- **WHAT YOU WILL DO**: Gather up the lines with the word "label" in them.

- **ROWS**:
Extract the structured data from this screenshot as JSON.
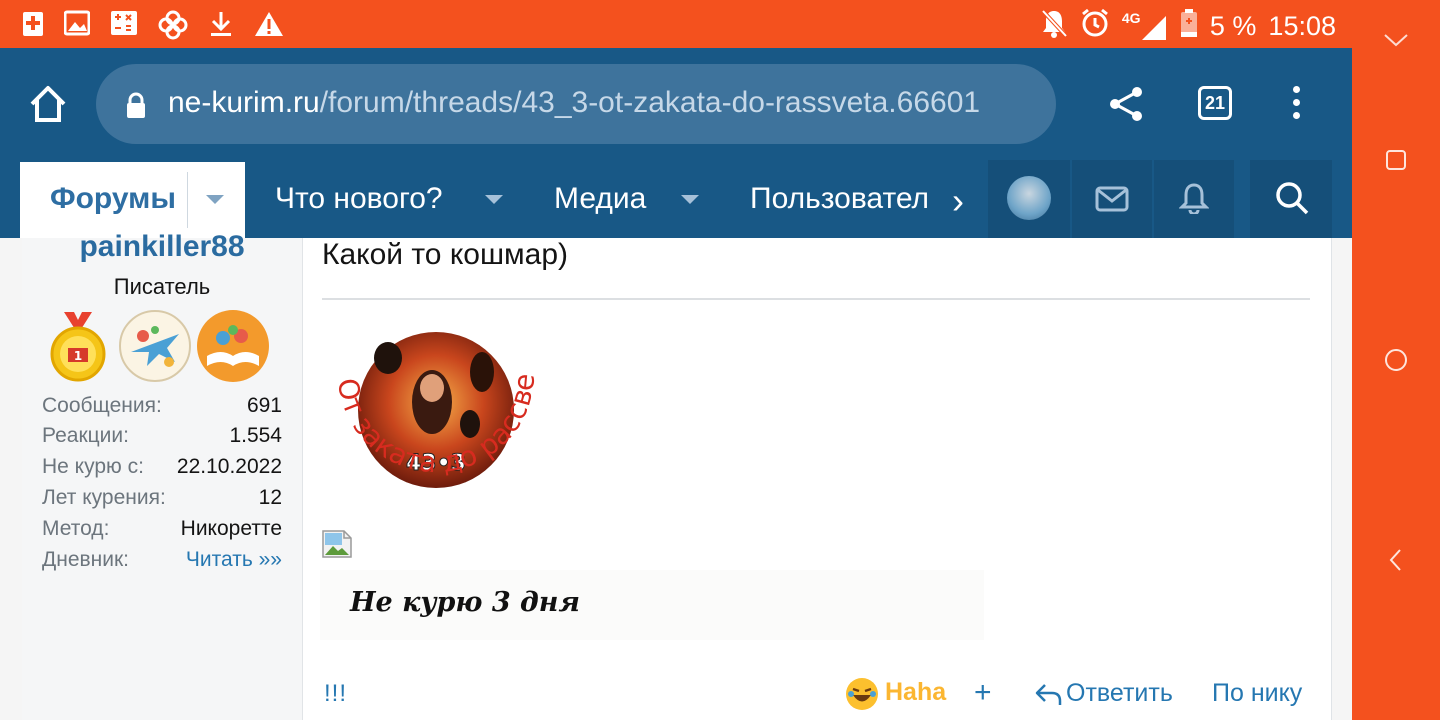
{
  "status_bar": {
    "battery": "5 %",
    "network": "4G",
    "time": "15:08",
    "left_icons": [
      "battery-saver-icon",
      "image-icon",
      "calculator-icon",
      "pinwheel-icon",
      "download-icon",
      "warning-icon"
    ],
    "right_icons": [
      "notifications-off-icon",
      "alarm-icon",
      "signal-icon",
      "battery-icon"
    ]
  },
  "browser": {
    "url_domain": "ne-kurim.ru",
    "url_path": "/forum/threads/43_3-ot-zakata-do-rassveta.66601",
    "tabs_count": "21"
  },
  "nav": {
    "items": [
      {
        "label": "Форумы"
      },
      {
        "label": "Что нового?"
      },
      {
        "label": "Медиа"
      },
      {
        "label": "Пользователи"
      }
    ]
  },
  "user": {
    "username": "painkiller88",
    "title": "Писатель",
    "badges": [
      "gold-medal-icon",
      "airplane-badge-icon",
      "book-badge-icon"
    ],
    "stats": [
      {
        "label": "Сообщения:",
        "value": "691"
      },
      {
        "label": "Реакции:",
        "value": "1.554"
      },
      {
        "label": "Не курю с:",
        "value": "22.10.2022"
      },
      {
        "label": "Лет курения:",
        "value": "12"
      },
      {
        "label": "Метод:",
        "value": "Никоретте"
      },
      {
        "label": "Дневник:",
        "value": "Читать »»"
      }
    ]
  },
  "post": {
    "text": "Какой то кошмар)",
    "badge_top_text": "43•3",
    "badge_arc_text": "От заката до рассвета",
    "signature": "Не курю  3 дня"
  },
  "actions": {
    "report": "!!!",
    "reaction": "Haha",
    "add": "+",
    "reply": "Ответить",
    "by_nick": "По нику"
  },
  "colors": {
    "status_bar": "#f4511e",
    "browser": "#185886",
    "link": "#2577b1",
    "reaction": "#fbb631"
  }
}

- **THE REPLY**:
        "label": "Форумы"
        "label": "Что нового?"
        "label": "Медиа"
        "label": "Пользователи"
        "label": "Сообщения:",
        "label": "Реакции:",
        "label": "Не курю с:",
        "label": "Лет курения:",
        "label": "Метод:",
        "label": "Дневник:",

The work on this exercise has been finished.